Return every line of the items below unchanged, leaving out the pictures.
::: GIVEN INFORMATION :::
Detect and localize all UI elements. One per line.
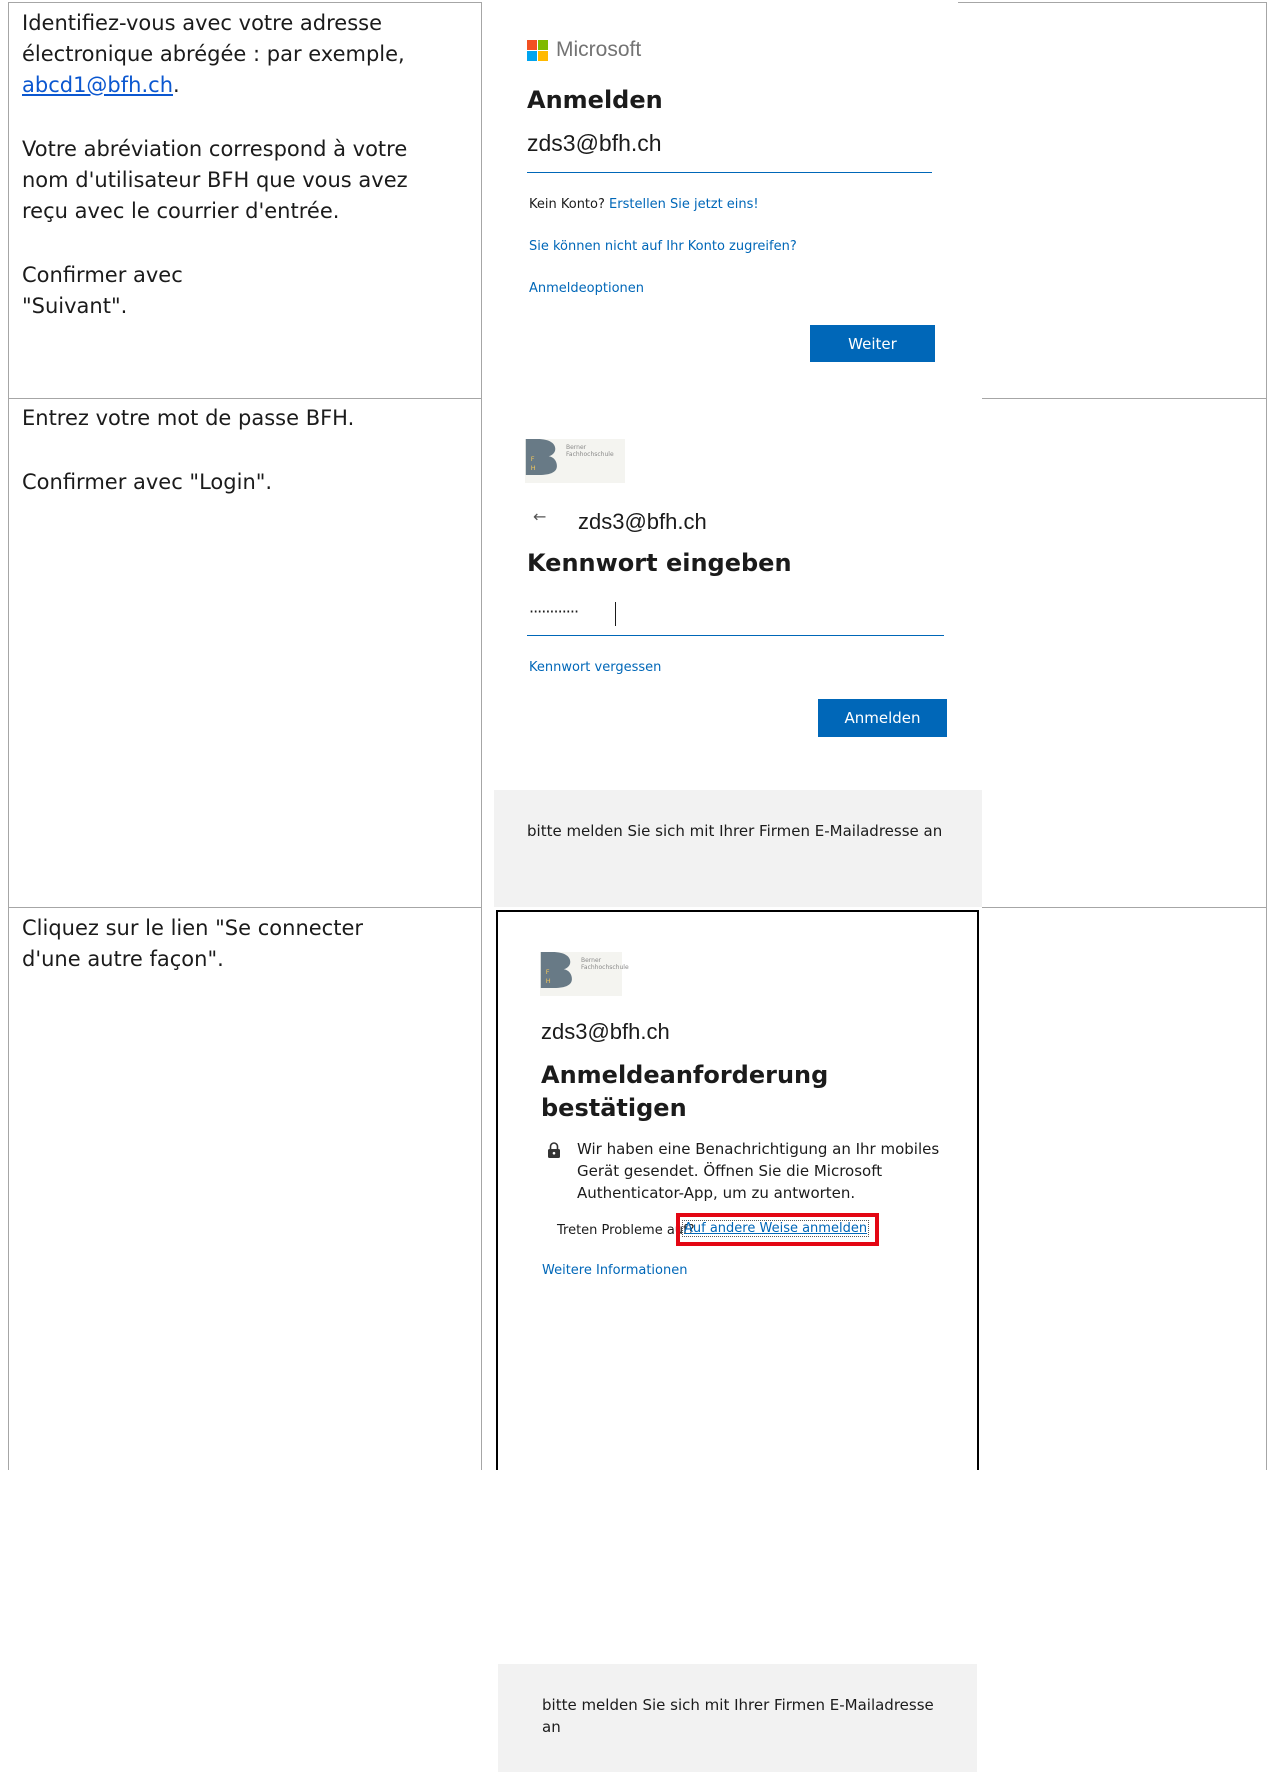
microsoft-brand-text: Microsoft bbox=[556, 38, 642, 61]
instruction-text: Entrez votre mot de passe BFH. bbox=[22, 406, 355, 430]
forgot-password-link[interactable]: Kennwort vergessen bbox=[529, 660, 661, 675]
bfh-logo: F H Berner Fachhochschule bbox=[540, 952, 629, 996]
instruction-text: Identifiez-vous avec votre adresse bbox=[22, 11, 383, 35]
instruction-text: Confirmer avec "Login". bbox=[22, 470, 273, 494]
notification-notice: Wir haben eine Benachrichtigung an Ihr m… bbox=[577, 1140, 940, 1202]
microsoft-logo-icon bbox=[527, 40, 548, 61]
row3-instructions: Cliquez sur le lien "Se connecter d'une … bbox=[22, 913, 472, 975]
password-input-underline bbox=[527, 635, 944, 636]
no-account-text: Kein Konto? bbox=[529, 197, 605, 212]
password-title: Kennwort eingeben bbox=[527, 549, 792, 577]
account-email: zds3@bfh.ch bbox=[578, 509, 707, 534]
row2-instructions: Entrez votre mot de passe BFH. Confirmer… bbox=[22, 403, 472, 498]
bfh-logo: F H Berner Fachhochschule bbox=[525, 439, 625, 483]
svg-text:F: F bbox=[531, 455, 535, 463]
password-input[interactable]: ············ bbox=[527, 599, 944, 635]
instruction-text: "Suivant". bbox=[22, 294, 128, 318]
create-account-link[interactable]: Erstellen Sie jetzt eins! bbox=[609, 197, 759, 212]
password-mask: ············ bbox=[529, 602, 579, 621]
bfh-b-logo-icon: F H bbox=[540, 952, 572, 988]
column-divider bbox=[481, 2, 482, 1470]
instruction-text: Cliquez sur le lien "Se connecter bbox=[22, 916, 364, 940]
text-cursor bbox=[615, 602, 616, 626]
instruction-text: Confirmer avec bbox=[22, 263, 183, 287]
approve-request-screenshot: F H Berner Fachhochschule zds3@bfh.ch An… bbox=[496, 910, 979, 1772]
row-divider-2-right bbox=[982, 907, 1267, 908]
instruction-text: nom d'utilisateur BFH que vous avez bbox=[22, 168, 408, 192]
no-account-line: Kein Konto? Erstellen Sie jetzt eins! bbox=[529, 197, 759, 212]
next-button[interactable]: Weiter bbox=[810, 325, 935, 362]
footer-text: bitte melden Sie sich mit Ihrer Firmen E… bbox=[527, 822, 943, 840]
account-email: zds3@bfh.ch bbox=[541, 1019, 670, 1044]
table-top-border-right bbox=[958, 2, 1267, 3]
back-arrow-icon[interactable]: ← bbox=[533, 507, 546, 526]
approve-request-title: Anmeldeanforderung bestätigen bbox=[541, 1061, 829, 1122]
footer-text: bitte melden Sie sich mit Ihrer Firmen E… bbox=[542, 1696, 934, 1736]
instruction-text: Votre abréviation correspond à votre bbox=[22, 137, 408, 161]
instruction-text: reçu avec le courrier d'entrée. bbox=[22, 199, 340, 223]
bfh-logo-text: Berner Fachhochschule bbox=[581, 957, 629, 971]
table-left-border bbox=[8, 2, 9, 1470]
table-top-border bbox=[8, 2, 482, 3]
problem-text: Treten Probleme auf? bbox=[557, 1223, 695, 1238]
svg-text:H: H bbox=[546, 977, 551, 985]
bfh-b-logo-icon: F H bbox=[525, 439, 557, 475]
row-divider-2 bbox=[8, 907, 482, 908]
email-input[interactable]: zds3@bfh.ch bbox=[527, 130, 931, 157]
microsoft-signin-screenshot: Microsoft Anmelden zds3@bfh.ch Kein Kont… bbox=[483, 3, 958, 397]
signin-button[interactable]: Anmelden bbox=[818, 699, 947, 737]
lock-icon bbox=[548, 1142, 560, 1158]
example-email-link[interactable]: abcd1@bfh.ch bbox=[22, 73, 173, 97]
instruction-text: d'une autre façon". bbox=[22, 947, 224, 971]
signin-title: Anmelden bbox=[527, 86, 663, 114]
email-input-underline bbox=[527, 172, 932, 173]
cant-access-account-link[interactable]: Sie können nicht auf Ihr Konto zugreifen… bbox=[529, 239, 797, 254]
bfh-logo-text: Berner Fachhochschule bbox=[566, 444, 614, 458]
instruction-email-line: abcd1@bfh.ch. bbox=[22, 73, 180, 97]
svg-text:F: F bbox=[546, 968, 550, 976]
svg-text:H: H bbox=[531, 464, 536, 472]
row-divider-1 bbox=[8, 398, 482, 399]
instruction-text: électronique abrégée : par exemple, bbox=[22, 42, 405, 66]
more-information-link[interactable]: Weitere Informationen bbox=[542, 1263, 687, 1278]
other-way-signin-link[interactable]: Auf andere Weise anmelden bbox=[681, 1220, 870, 1237]
footer-notice: bitte melden Sie sich mit Ihrer Firmen E… bbox=[494, 790, 982, 907]
row-divider-1-right bbox=[982, 398, 1267, 399]
signin-options-link[interactable]: Anmeldeoptionen bbox=[529, 281, 644, 296]
password-screenshot: F H Berner Fachhochschule ← zds3@bfh.ch … bbox=[483, 399, 982, 907]
row1-instructions: Identifiez-vous avec votre adresse élect… bbox=[22, 8, 472, 322]
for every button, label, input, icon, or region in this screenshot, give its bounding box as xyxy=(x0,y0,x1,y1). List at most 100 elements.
:::
### [ANSWER]
Detect and localize all UI elements. One per line.
microsoft-brand-text: Microsoft bbox=[556, 38, 642, 61]
instruction-text: Entrez votre mot de passe BFH. bbox=[22, 406, 355, 430]
forgot-password-link[interactable]: Kennwort vergessen bbox=[529, 660, 661, 675]
bfh-logo: F H Berner Fachhochschule bbox=[540, 952, 629, 996]
instruction-text: Identifiez-vous avec votre adresse bbox=[22, 11, 383, 35]
instruction-text: Confirmer avec "Login". bbox=[22, 470, 273, 494]
notification-notice: Wir haben eine Benachrichtigung an Ihr m… bbox=[577, 1140, 940, 1202]
microsoft-logo-icon bbox=[527, 40, 548, 61]
row3-instructions: Cliquez sur le lien "Se connecter d'une … bbox=[22, 913, 472, 975]
password-input-underline bbox=[527, 635, 944, 636]
no-account-text: Kein Konto? bbox=[529, 197, 605, 212]
password-title: Kennwort eingeben bbox=[527, 549, 792, 577]
account-email: zds3@bfh.ch bbox=[578, 509, 707, 534]
row2-instructions: Entrez votre mot de passe BFH. Confirmer… bbox=[22, 403, 472, 498]
bfh-logo: F H Berner Fachhochschule bbox=[525, 439, 625, 483]
svg-text:F: F bbox=[531, 455, 535, 463]
password-input[interactable]: ············ bbox=[527, 599, 944, 635]
instruction-text: "Suivant". bbox=[22, 294, 128, 318]
create-account-link[interactable]: Erstellen Sie jetzt eins! bbox=[609, 197, 759, 212]
password-mask: ············ bbox=[529, 602, 579, 621]
bfh-b-logo-icon: F H bbox=[540, 952, 572, 988]
column-divider bbox=[481, 2, 482, 1470]
instruction-text: Cliquez sur le lien "Se connecter bbox=[22, 916, 364, 940]
text-cursor bbox=[615, 602, 616, 626]
instruction-text: Confirmer avec bbox=[22, 263, 183, 287]
approve-request-screenshot: F H Berner Fachhochschule zds3@bfh.ch An… bbox=[496, 910, 979, 1772]
row-divider-2-right bbox=[982, 907, 1267, 908]
instruction-text: nom d'utilisateur BFH que vous avez bbox=[22, 168, 408, 192]
no-account-line: Kein Konto? Erstellen Sie jetzt eins! bbox=[529, 197, 759, 212]
next-button[interactable]: Weiter bbox=[810, 325, 935, 362]
footer-text: bitte melden Sie sich mit Ihrer Firmen E… bbox=[527, 822, 943, 840]
account-email: zds3@bfh.ch bbox=[541, 1019, 670, 1044]
table-top-border-right bbox=[958, 2, 1267, 3]
back-arrow-icon[interactable]: ← bbox=[533, 507, 546, 526]
approve-request-title: Anmeldeanforderung bestätigen bbox=[541, 1061, 829, 1122]
footer-text: bitte melden Sie sich mit Ihrer Firmen E… bbox=[542, 1696, 934, 1736]
instruction-text: Votre abréviation correspond à votre bbox=[22, 137, 408, 161]
instruction-text: reçu avec le courrier d'entrée. bbox=[22, 199, 340, 223]
bfh-logo-text: Berner Fachhochschule bbox=[581, 957, 629, 971]
table-left-border bbox=[8, 2, 9, 1470]
table-top-border bbox=[8, 2, 482, 3]
problem-text: Treten Probleme auf? bbox=[557, 1223, 695, 1238]
svg-text:H: H bbox=[546, 977, 551, 985]
bfh-b-logo-icon: F H bbox=[525, 439, 557, 475]
row-divider-2 bbox=[8, 907, 482, 908]
email-input[interactable]: zds3@bfh.ch bbox=[527, 130, 931, 157]
microsoft-signin-screenshot: Microsoft Anmelden zds3@bfh.ch Kein Kont… bbox=[483, 3, 958, 397]
signin-button[interactable]: Anmelden bbox=[818, 699, 947, 737]
lock-icon bbox=[548, 1142, 560, 1158]
example-email-link[interactable]: abcd1@bfh.ch bbox=[22, 73, 173, 97]
instruction-text: d'une autre façon". bbox=[22, 947, 224, 971]
signin-title: Anmelden bbox=[527, 86, 663, 114]
email-input-underline bbox=[527, 172, 932, 173]
cant-access-account-link[interactable]: Sie können nicht auf Ihr Konto zugreifen… bbox=[529, 239, 797, 254]
bfh-logo-text: Berner Fachhochschule bbox=[566, 444, 614, 458]
instruction-email-line: abcd1@bfh.ch. bbox=[22, 73, 180, 97]
svg-text:F: F bbox=[546, 968, 550, 976]
svg-text:H: H bbox=[531, 464, 536, 472]
row-divider-1 bbox=[8, 398, 482, 399]
instruction-text: électronique abrégée : par exemple, bbox=[22, 42, 405, 66]
more-information-link[interactable]: Weitere Informationen bbox=[542, 1263, 687, 1278]
other-way-signin-link[interactable]: Auf andere Weise anmelden bbox=[681, 1220, 870, 1237]
footer-notice: bitte melden Sie sich mit Ihrer Firmen E… bbox=[494, 790, 982, 907]
row-divider-1-right bbox=[982, 398, 1267, 399]
signin-options-link[interactable]: Anmeldeoptionen bbox=[529, 281, 644, 296]
password-screenshot: F H Berner Fachhochschule ← zds3@bfh.ch … bbox=[483, 399, 982, 907]
row1-instructions: Identifiez-vous avec votre adresse élect… bbox=[22, 8, 472, 322]
for every button, label, input, icon, or region in this screenshot, give its bounding box as xyxy=(x0,y0,x1,y1). List at most 100 elements.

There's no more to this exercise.